PROMPT:
Using the material below, work out how many lines contain the word "JSON". Reply with the number and nothing more.

TASK DATA:
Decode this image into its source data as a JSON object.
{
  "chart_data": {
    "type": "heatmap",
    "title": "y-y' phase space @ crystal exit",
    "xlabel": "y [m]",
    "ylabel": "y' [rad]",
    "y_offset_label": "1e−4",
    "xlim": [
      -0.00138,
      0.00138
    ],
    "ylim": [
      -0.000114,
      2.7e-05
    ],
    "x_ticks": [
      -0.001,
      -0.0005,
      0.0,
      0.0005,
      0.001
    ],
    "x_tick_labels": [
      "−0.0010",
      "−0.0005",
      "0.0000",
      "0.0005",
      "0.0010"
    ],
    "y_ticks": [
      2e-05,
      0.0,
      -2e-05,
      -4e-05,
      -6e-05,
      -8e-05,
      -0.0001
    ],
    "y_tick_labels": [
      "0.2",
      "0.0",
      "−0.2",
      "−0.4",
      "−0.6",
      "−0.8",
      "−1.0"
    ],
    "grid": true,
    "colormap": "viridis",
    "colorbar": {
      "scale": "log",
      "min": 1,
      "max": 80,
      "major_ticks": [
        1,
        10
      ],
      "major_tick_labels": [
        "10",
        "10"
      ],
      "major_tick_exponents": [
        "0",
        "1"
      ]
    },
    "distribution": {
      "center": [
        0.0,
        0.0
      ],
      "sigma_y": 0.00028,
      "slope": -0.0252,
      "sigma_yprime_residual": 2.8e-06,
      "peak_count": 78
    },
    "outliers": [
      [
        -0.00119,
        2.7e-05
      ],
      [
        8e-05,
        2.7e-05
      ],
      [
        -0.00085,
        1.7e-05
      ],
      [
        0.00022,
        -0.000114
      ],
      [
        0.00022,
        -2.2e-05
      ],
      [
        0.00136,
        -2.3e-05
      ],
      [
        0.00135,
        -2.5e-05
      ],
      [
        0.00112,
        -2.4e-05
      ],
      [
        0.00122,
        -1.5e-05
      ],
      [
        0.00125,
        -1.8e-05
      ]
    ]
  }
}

--

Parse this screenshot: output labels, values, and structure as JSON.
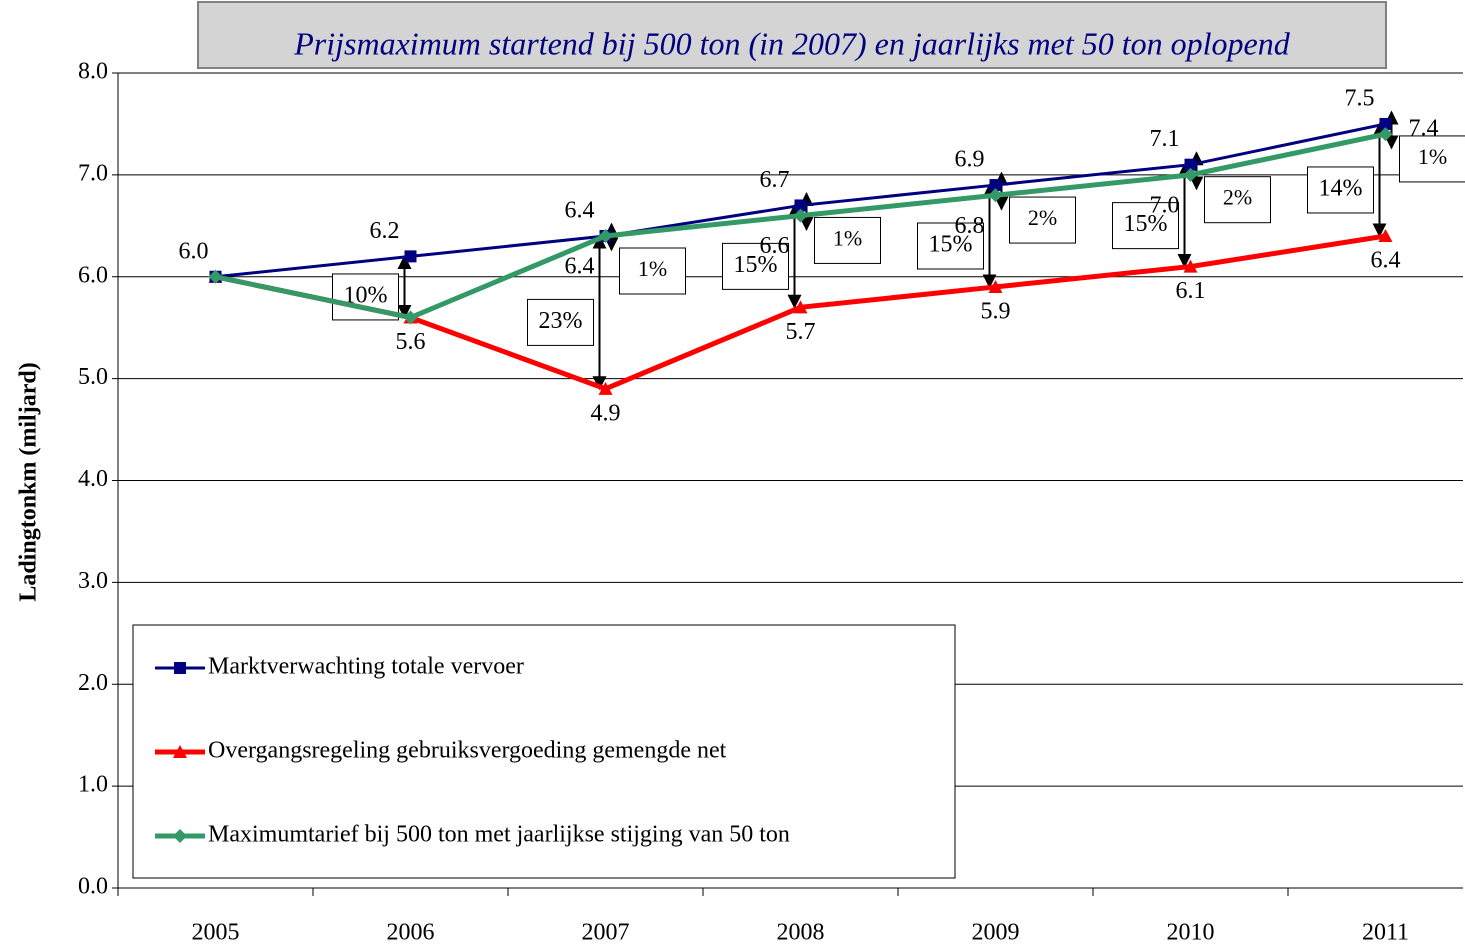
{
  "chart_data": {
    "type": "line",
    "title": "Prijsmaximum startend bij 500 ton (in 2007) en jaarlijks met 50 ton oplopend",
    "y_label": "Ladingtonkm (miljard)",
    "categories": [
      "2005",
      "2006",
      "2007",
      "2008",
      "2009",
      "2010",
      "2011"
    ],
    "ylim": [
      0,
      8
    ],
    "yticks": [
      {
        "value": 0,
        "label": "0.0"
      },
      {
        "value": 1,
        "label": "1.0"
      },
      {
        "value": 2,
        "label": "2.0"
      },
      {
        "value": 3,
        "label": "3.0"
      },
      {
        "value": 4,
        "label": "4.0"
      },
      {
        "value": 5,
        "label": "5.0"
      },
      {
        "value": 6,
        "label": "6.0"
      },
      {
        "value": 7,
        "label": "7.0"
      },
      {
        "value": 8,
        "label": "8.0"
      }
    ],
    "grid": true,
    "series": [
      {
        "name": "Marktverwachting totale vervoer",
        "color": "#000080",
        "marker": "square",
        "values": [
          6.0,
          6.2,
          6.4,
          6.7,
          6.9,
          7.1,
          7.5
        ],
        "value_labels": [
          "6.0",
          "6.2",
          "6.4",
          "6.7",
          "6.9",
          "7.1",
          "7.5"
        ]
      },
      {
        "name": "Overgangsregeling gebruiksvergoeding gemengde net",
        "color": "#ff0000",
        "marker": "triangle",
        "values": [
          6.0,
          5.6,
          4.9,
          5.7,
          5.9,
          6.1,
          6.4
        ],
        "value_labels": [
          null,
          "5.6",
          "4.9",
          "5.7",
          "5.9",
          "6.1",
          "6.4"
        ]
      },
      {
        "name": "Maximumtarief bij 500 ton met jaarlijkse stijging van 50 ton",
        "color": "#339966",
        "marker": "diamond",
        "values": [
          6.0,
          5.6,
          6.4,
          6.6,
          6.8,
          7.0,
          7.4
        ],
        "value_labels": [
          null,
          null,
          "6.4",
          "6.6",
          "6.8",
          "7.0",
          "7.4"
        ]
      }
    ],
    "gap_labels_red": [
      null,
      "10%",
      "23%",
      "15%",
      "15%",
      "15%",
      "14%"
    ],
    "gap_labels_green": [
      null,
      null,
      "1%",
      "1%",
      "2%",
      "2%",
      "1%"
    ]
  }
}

RESULT FOR THIS EXERCISE:
2